(TASK DESCRIPTION) Reproduce the material from its first line through the line containing "dot-leader bbox=[386, 196, 836, 238]", inclusive, substituting "leader-line" for "dot-leader" and leaving everything else unchanged.

(DATASET EXCERPTS)
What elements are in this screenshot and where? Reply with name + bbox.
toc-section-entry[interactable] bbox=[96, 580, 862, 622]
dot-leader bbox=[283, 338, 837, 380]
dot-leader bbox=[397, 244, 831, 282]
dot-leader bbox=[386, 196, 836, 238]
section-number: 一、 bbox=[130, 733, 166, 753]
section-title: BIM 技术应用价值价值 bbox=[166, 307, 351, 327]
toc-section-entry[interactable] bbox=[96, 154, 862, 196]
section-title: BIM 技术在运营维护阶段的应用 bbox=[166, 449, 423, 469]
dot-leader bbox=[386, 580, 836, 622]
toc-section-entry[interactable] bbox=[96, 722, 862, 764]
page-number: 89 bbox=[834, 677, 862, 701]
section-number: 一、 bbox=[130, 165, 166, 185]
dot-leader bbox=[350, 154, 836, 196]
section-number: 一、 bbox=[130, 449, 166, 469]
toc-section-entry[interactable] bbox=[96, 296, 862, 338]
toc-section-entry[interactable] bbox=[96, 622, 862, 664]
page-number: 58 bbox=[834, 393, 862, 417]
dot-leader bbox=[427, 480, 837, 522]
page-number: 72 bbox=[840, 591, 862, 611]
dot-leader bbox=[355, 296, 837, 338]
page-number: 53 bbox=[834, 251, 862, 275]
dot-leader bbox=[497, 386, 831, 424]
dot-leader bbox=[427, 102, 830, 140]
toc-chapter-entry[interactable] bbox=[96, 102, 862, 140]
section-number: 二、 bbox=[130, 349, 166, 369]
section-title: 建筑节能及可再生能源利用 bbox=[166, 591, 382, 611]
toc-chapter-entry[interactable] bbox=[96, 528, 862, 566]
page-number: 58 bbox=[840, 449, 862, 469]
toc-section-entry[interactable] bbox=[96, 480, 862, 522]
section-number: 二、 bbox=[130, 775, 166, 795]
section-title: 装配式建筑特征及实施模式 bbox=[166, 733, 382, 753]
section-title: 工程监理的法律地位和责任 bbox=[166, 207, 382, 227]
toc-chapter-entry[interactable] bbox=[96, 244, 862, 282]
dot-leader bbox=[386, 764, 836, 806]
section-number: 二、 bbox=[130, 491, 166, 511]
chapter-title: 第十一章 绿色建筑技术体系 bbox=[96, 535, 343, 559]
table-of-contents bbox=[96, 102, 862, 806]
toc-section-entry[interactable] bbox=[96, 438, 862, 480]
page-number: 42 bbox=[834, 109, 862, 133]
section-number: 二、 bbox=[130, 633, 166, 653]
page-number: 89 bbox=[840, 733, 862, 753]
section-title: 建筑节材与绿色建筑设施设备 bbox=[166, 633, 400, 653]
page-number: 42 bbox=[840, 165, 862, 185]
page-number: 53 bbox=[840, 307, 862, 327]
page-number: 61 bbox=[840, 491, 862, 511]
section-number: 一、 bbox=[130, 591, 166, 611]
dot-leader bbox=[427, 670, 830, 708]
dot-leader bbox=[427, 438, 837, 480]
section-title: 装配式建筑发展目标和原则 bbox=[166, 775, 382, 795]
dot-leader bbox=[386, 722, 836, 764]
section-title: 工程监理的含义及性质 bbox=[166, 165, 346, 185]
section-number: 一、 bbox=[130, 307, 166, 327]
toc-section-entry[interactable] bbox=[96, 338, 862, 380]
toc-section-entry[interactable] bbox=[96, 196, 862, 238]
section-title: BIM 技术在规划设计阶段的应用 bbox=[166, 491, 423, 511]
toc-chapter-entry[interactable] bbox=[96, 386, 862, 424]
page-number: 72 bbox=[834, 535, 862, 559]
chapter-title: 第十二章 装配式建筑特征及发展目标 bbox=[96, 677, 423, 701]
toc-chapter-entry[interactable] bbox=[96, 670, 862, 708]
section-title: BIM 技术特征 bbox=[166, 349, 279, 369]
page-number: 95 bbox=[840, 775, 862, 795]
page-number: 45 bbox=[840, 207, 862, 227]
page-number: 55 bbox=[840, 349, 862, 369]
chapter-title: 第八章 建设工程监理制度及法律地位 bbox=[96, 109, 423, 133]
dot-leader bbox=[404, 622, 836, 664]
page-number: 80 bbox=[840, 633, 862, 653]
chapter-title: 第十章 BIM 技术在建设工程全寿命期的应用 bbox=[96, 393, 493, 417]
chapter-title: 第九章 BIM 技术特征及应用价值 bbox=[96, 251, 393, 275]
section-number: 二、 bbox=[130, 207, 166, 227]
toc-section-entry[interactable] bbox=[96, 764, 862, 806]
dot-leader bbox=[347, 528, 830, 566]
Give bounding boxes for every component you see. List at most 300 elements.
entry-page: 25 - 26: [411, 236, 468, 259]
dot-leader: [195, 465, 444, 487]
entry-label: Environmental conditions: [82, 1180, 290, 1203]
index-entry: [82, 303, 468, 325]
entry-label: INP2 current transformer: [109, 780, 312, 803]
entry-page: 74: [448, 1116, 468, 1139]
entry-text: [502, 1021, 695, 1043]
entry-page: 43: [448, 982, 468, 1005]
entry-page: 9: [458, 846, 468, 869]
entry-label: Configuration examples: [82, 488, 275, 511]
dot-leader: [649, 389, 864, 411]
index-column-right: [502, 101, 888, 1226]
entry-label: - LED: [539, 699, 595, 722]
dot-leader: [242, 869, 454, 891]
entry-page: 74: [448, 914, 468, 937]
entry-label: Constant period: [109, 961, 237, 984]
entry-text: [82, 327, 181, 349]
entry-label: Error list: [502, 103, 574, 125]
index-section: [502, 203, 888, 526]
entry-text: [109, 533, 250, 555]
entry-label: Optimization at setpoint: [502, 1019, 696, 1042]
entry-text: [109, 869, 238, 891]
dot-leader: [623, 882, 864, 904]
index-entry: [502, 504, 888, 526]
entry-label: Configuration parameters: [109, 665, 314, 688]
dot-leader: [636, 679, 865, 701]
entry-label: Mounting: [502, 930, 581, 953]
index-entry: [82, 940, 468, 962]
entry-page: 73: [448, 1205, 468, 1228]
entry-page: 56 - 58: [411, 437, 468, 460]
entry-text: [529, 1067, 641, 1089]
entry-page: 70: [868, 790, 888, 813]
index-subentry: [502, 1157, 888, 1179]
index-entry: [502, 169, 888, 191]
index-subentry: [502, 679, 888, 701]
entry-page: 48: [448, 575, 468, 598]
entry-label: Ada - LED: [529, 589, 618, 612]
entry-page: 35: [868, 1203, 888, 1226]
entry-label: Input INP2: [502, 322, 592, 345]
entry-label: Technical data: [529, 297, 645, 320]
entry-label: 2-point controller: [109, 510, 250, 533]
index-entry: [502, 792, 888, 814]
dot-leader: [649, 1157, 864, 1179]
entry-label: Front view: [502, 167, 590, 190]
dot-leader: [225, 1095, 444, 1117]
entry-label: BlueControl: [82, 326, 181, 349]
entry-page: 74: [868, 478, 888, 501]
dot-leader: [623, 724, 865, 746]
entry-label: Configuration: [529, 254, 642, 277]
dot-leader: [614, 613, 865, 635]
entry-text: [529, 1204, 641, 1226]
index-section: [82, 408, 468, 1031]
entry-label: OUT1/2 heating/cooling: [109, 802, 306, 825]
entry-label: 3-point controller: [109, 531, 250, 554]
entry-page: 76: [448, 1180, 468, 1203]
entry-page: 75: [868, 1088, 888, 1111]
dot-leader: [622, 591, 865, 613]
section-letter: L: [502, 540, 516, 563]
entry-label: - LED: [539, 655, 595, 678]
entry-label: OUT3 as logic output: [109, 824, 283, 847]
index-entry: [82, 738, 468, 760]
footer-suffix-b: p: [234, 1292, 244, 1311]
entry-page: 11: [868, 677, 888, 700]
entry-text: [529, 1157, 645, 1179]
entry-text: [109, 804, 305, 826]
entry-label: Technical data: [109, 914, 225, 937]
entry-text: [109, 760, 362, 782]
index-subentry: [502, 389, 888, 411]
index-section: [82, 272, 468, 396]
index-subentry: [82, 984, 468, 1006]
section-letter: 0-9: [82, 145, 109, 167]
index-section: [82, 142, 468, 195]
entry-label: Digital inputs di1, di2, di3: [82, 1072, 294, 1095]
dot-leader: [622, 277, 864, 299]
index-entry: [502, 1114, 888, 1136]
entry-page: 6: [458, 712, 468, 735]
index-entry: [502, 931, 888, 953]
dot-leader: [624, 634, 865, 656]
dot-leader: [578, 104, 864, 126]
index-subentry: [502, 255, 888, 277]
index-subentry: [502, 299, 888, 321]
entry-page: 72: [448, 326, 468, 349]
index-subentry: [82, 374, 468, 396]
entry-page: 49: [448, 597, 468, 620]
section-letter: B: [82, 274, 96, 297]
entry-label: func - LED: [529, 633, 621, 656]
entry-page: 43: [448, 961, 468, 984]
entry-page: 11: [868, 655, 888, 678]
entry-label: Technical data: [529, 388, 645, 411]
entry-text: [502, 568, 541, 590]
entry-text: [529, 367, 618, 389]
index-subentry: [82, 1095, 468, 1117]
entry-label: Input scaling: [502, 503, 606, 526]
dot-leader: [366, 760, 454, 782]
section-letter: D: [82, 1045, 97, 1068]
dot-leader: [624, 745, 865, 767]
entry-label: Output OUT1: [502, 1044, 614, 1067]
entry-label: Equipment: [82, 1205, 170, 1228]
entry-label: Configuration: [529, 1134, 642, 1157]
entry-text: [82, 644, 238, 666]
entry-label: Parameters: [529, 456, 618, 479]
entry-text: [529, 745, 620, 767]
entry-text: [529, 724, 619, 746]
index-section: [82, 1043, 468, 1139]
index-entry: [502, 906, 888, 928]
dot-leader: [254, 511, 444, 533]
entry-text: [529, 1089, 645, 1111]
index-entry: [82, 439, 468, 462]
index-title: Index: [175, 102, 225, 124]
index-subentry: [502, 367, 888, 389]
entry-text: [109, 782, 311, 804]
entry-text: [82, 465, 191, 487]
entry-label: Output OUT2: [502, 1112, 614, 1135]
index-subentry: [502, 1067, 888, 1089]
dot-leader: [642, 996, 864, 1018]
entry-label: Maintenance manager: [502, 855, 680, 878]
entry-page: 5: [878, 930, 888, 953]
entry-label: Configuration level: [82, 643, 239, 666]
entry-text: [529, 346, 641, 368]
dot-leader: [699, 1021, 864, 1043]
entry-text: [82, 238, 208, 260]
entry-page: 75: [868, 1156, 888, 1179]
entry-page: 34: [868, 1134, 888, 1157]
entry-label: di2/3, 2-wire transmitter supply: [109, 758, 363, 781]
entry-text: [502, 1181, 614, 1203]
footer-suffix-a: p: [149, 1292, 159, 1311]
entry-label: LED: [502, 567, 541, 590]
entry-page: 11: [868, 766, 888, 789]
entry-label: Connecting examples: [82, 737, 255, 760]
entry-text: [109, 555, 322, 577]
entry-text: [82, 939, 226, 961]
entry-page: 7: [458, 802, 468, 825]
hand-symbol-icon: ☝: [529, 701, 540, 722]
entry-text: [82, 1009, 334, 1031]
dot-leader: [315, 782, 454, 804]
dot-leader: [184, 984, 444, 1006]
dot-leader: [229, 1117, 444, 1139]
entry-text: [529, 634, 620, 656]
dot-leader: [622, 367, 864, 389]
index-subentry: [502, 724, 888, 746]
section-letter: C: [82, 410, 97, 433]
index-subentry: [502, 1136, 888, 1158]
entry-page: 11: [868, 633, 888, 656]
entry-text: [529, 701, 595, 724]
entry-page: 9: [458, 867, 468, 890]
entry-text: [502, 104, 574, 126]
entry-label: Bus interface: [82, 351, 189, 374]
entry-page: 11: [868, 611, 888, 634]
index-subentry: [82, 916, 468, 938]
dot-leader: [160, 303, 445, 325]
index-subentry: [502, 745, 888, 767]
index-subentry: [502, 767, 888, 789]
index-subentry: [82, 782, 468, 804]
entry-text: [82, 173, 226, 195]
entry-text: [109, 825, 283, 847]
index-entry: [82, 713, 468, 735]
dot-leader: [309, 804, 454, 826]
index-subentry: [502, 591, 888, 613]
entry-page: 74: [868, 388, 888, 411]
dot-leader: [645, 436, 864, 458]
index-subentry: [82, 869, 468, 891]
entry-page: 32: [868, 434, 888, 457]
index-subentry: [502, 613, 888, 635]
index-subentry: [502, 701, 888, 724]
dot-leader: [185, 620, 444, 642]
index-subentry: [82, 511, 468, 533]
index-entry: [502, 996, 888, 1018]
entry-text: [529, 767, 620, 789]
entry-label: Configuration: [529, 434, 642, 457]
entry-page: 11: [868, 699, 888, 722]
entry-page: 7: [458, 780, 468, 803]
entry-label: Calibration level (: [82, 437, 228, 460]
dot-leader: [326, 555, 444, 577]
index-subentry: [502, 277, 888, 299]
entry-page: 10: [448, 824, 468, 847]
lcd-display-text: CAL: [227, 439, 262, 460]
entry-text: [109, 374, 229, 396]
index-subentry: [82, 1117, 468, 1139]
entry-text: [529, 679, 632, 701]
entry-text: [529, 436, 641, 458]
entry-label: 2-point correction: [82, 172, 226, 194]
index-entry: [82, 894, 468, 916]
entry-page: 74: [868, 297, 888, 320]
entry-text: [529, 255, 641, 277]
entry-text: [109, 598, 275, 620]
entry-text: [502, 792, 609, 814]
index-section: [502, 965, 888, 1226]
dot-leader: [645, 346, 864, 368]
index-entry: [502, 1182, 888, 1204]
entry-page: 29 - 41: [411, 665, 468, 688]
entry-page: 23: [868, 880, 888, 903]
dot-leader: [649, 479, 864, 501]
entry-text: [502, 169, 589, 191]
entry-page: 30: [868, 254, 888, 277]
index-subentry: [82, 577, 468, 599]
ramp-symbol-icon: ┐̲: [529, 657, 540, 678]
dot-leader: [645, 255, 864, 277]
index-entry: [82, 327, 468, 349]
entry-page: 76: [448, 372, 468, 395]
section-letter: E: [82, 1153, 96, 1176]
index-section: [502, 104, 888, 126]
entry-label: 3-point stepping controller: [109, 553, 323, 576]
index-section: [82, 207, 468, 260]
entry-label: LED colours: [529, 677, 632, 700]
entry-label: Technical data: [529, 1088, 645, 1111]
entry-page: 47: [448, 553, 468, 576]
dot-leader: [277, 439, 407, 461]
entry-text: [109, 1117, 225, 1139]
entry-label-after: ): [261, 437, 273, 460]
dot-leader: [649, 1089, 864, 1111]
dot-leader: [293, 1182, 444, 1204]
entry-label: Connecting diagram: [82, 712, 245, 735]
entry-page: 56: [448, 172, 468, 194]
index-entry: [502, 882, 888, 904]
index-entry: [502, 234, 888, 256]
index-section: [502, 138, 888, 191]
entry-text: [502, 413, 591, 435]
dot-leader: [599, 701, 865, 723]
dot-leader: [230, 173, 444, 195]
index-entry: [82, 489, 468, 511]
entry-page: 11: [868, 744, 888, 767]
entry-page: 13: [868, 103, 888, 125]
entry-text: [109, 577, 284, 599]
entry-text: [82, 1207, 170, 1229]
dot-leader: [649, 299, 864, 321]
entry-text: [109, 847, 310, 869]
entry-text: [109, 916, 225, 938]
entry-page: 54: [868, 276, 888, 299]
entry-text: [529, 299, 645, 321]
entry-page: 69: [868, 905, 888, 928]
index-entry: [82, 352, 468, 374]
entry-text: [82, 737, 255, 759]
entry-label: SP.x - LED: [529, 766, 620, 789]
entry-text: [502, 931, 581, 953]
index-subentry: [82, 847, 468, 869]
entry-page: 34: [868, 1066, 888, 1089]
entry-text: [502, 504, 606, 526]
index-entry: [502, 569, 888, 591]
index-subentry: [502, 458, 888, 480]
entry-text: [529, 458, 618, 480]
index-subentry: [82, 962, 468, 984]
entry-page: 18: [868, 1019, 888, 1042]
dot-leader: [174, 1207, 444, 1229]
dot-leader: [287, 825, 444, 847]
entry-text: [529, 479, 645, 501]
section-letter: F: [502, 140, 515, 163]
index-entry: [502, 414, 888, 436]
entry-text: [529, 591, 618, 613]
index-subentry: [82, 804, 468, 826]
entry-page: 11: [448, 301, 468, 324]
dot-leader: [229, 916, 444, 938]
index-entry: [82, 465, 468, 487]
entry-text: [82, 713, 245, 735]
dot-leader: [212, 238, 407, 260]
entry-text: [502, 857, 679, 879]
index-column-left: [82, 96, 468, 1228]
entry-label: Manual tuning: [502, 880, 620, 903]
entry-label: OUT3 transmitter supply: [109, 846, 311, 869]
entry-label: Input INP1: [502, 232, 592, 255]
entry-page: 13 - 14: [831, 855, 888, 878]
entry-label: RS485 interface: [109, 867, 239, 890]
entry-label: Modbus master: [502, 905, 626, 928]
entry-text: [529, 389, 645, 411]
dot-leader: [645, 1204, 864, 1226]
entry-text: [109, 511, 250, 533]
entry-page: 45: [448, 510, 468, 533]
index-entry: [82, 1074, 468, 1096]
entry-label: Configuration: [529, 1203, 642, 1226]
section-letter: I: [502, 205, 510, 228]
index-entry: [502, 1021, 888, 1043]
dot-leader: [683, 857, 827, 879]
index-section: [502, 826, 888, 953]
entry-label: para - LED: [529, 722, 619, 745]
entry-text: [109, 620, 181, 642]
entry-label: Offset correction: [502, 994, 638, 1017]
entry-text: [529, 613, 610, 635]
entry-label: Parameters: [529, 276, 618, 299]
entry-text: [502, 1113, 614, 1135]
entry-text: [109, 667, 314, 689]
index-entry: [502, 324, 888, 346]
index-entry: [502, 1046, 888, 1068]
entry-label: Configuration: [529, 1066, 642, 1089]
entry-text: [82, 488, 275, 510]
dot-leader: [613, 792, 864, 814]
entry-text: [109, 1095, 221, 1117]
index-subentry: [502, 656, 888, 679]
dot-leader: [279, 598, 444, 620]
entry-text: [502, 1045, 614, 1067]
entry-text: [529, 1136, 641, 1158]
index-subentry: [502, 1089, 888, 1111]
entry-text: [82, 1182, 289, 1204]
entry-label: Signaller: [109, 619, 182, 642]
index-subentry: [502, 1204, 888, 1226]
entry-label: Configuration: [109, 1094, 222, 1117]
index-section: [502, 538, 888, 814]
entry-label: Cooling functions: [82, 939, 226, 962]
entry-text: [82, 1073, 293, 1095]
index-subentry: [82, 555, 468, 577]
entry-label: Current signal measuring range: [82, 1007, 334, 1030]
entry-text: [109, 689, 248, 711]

(WRITTEN ANSWER)
What elements are in this screenshot and where? Reply with name + bbox.
toc-section-entry[interactable] bbox=[96, 580, 862, 622]
leader-line bbox=[283, 338, 837, 380]
leader-line bbox=[397, 244, 831, 282]
leader-line bbox=[386, 196, 836, 238]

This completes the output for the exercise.